* Start Raw data *

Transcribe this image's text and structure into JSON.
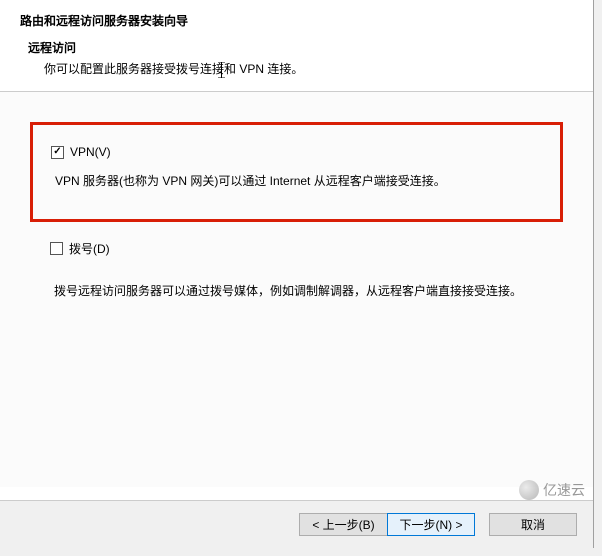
{
  "wizard": {
    "title": "路由和远程访问服务器安装向导",
    "section_title": "远程访问",
    "section_desc": "你可以配置此服务器接受拨号连接和 VPN 连接。"
  },
  "options": {
    "vpn": {
      "label": "VPN(V)",
      "checked": true,
      "desc": "VPN 服务器(也称为 VPN 网关)可以通过 Internet 从远程客户端接受连接。"
    },
    "dialup": {
      "label": "拨号(D)",
      "checked": false,
      "desc": "拨号远程访问服务器可以通过拨号媒体，例如调制解调器，从远程客户端直接接受连接。"
    }
  },
  "buttons": {
    "back": "< 上一步(B)",
    "next": "下一步(N) >",
    "cancel": "取消"
  },
  "watermark": "亿速云"
}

* End Raw data *

▶ **Task to carry out**:
Reproduce the entries exactly. Do not carry over any picture.

▶ **Solution to the problem**:
Transcribe this image's text and structure into JSON.
{
  "wizard": {
    "title": "路由和远程访问服务器安装向导",
    "section_title": "远程访问",
    "section_desc": "你可以配置此服务器接受拨号连接和 VPN 连接。"
  },
  "options": {
    "vpn": {
      "label": "VPN(V)",
      "checked": true,
      "desc": "VPN 服务器(也称为 VPN 网关)可以通过 Internet 从远程客户端接受连接。"
    },
    "dialup": {
      "label": "拨号(D)",
      "checked": false,
      "desc": "拨号远程访问服务器可以通过拨号媒体，例如调制解调器，从远程客户端直接接受连接。"
    }
  },
  "buttons": {
    "back": "< 上一步(B)",
    "next": "下一步(N) >",
    "cancel": "取消"
  },
  "watermark": "亿速云"
}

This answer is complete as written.